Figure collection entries

[start]

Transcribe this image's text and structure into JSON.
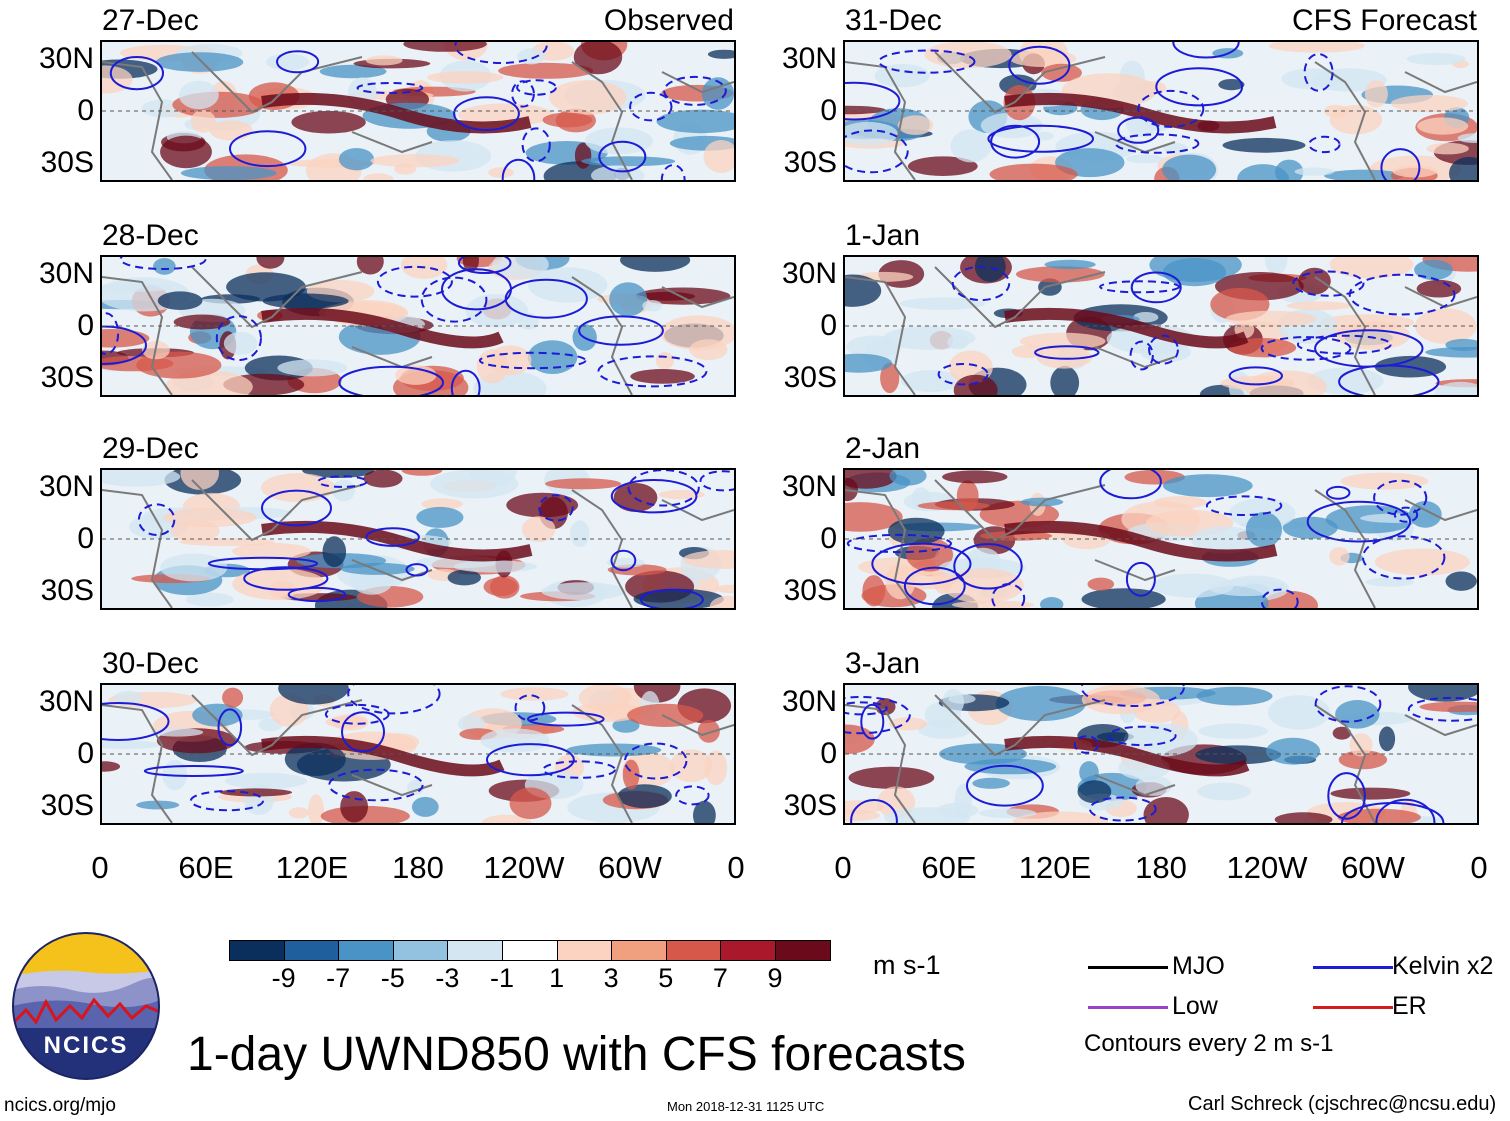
{
  "figure": {
    "title": "1-day UWND850 with CFS forecasts",
    "units": "m s-1",
    "site": "ncics.org/mjo",
    "timestamp": "Mon 2018-12-31 1125 UTC",
    "author": "Carl Schreck (cjschrec@ncsu.edu)",
    "logo_text": "NCICS"
  },
  "columns": {
    "left_tag": "Observed",
    "right_tag": "CFS Forecast"
  },
  "chart_data": {
    "type": "heatmap",
    "title": "1-day UWND850 with CFS forecasts",
    "variable": "850-hPa zonal wind (shaded) with filtered-wave contours",
    "units": "m s-1",
    "x_ticks": [
      "0",
      "60E",
      "120E",
      "180",
      "120W",
      "60W",
      "0"
    ],
    "y_ticks": [
      "30N",
      "0",
      "30S"
    ],
    "panels": [
      {
        "date": "27-Dec",
        "source": "Observed"
      },
      {
        "date": "28-Dec",
        "source": "Observed"
      },
      {
        "date": "29-Dec",
        "source": "Observed"
      },
      {
        "date": "30-Dec",
        "source": "Observed"
      },
      {
        "date": "31-Dec",
        "source": "CFS Forecast"
      },
      {
        "date": "1-Jan",
        "source": "CFS Forecast"
      },
      {
        "date": "2-Jan",
        "source": "CFS Forecast"
      },
      {
        "date": "3-Jan",
        "source": "CFS Forecast"
      }
    ],
    "colorbar": {
      "ticks": [
        "-9",
        "-7",
        "-5",
        "-3",
        "-1",
        "1",
        "3",
        "5",
        "7",
        "9"
      ],
      "colors": [
        "#0b2f5c",
        "#1f5f9e",
        "#4a93c6",
        "#93c1e0",
        "#d3e6f2",
        "#ffffff",
        "#fbd3c0",
        "#f0a07f",
        "#d5584b",
        "#a9192b",
        "#6b0a1a"
      ]
    },
    "legend": [
      {
        "label": "MJO",
        "color": "#000000"
      },
      {
        "label": "Kelvin x2",
        "color": "#1c1cd6"
      },
      {
        "label": "Low",
        "color": "#9a3fc9"
      },
      {
        "label": "ER",
        "color": "#d61c1c"
      }
    ],
    "contour_note": "Contours every 2 m s-1"
  },
  "colors": {
    "neg_strong": "#0b2f5c",
    "neg": "#4a93c6",
    "neg_light": "#d3e6f2",
    "pos_light": "#fbd3c0",
    "pos": "#d5584b",
    "pos_strong": "#6b0a1a",
    "land": "#7a7a7a",
    "kelvin": "#1c1cd6"
  }
}
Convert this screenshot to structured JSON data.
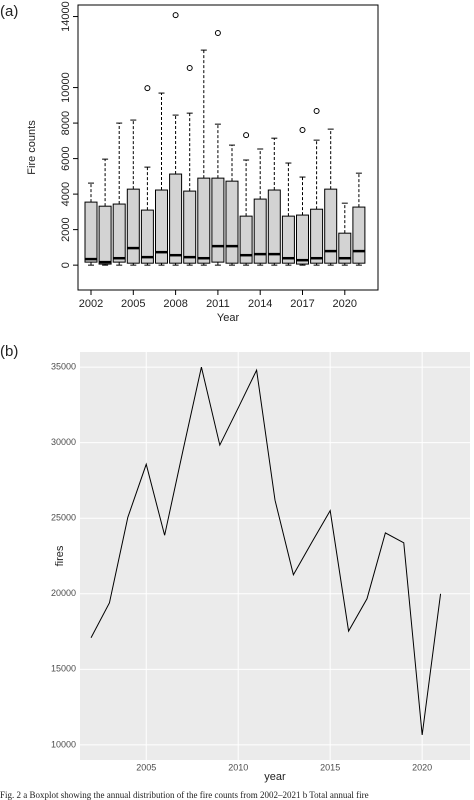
{
  "chart_data": [
    {
      "type": "box",
      "label": "(a)",
      "y_label": "Fire counts",
      "x_label": "Year",
      "color": "#d3d3d3",
      "categories": [
        "2002",
        null,
        null,
        "2005",
        null,
        null,
        "2008",
        null,
        null,
        "2011",
        null,
        null,
        "2014",
        null,
        null,
        "2017",
        null,
        null,
        "2020",
        null
      ],
      "boxes": [
        {
          "min": 0,
          "q1": 170,
          "median": 340,
          "q3": 3550,
          "max": 4620,
          "outliers": []
        },
        {
          "min": 0,
          "q1": 60,
          "median": 170,
          "q3": 3320,
          "max": 5970,
          "outliers": []
        },
        {
          "min": 0,
          "q1": 170,
          "median": 390,
          "q3": 3440,
          "max": 8000,
          "outliers": []
        },
        {
          "min": 0,
          "q1": 110,
          "median": 960,
          "q3": 4280,
          "max": 8170,
          "outliers": []
        },
        {
          "min": 0,
          "q1": 110,
          "median": 450,
          "q3": 3100,
          "max": 5520,
          "outliers": [
            9970
          ]
        },
        {
          "min": 0,
          "q1": 110,
          "median": 730,
          "q3": 4230,
          "max": 9690,
          "outliers": []
        },
        {
          "min": 0,
          "q1": 110,
          "median": 560,
          "q3": 5130,
          "max": 8450,
          "outliers": [
            14080
          ]
        },
        {
          "min": 0,
          "q1": 110,
          "median": 450,
          "q3": 4170,
          "max": 8560,
          "outliers": [
            11100
          ]
        },
        {
          "min": 0,
          "q1": 110,
          "median": 390,
          "q3": 4900,
          "max": 12110,
          "outliers": []
        },
        {
          "min": 0,
          "q1": 170,
          "median": 1070,
          "q3": 4900,
          "max": 7940,
          "outliers": [
            13070
          ]
        },
        {
          "min": 0,
          "q1": 110,
          "median": 1070,
          "q3": 4730,
          "max": 6760,
          "outliers": []
        },
        {
          "min": 0,
          "q1": 110,
          "median": 560,
          "q3": 2760,
          "max": 5920,
          "outliers": [
            7320
          ]
        },
        {
          "min": 0,
          "q1": 110,
          "median": 620,
          "q3": 3720,
          "max": 6540,
          "outliers": []
        },
        {
          "min": 0,
          "q1": 110,
          "median": 620,
          "q3": 4230,
          "max": 7150,
          "outliers": []
        },
        {
          "min": 0,
          "q1": 110,
          "median": 390,
          "q3": 2760,
          "max": 5750,
          "outliers": []
        },
        {
          "min": 0,
          "q1": 60,
          "median": 280,
          "q3": 2820,
          "max": 4960,
          "outliers": [
            7610
          ]
        },
        {
          "min": 0,
          "q1": 110,
          "median": 390,
          "q3": 3150,
          "max": 7040,
          "outliers": [
            8680
          ]
        },
        {
          "min": 0,
          "q1": 110,
          "median": 790,
          "q3": 4280,
          "max": 7660,
          "outliers": []
        },
        {
          "min": 0,
          "q1": 110,
          "median": 390,
          "q3": 1800,
          "max": 3490,
          "outliers": []
        },
        {
          "min": 0,
          "q1": 110,
          "median": 790,
          "q3": 3270,
          "max": 5180,
          "outliers": []
        }
      ],
      "ylim": [
        -1400,
        14650
      ],
      "yticks": [
        0,
        2000,
        4000,
        6000,
        8000,
        10000,
        14000
      ]
    },
    {
      "type": "line",
      "label": "(b)",
      "y_label": "fires",
      "x_label": "year",
      "color": "#000000",
      "background": "#ebebeb",
      "grid": true,
      "x": [
        2002,
        2003,
        2004,
        2005,
        2006,
        2007,
        2008,
        2009,
        2010,
        2011,
        2012,
        2013,
        2014,
        2015,
        2016,
        2017,
        2018,
        2019,
        2020,
        2021
      ],
      "values": [
        17090,
        19400,
        25060,
        28570,
        23870,
        29500,
        35000,
        29840,
        32300,
        34800,
        26200,
        21260,
        23400,
        25500,
        17530,
        19670,
        24030,
        23370,
        10660,
        20000
      ],
      "xlim": [
        2001.4,
        2022.6
      ],
      "ylim": [
        9000,
        36000
      ],
      "xticks": [
        2005,
        2010,
        2015,
        2020
      ],
      "yticks": [
        10000,
        15000,
        20000,
        25000,
        30000,
        35000
      ]
    }
  ],
  "caption": "Fig. 2 a Boxplot showing the annual distribution of the fire counts from 2002–2021 b Total annual fire"
}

[end]

*Problem to work on*. Pull out each line of the records holding the string "JSON".

*Reply*.
Transcribe this image's text and structure into JSON.
Convert this screenshot to structured JSON data.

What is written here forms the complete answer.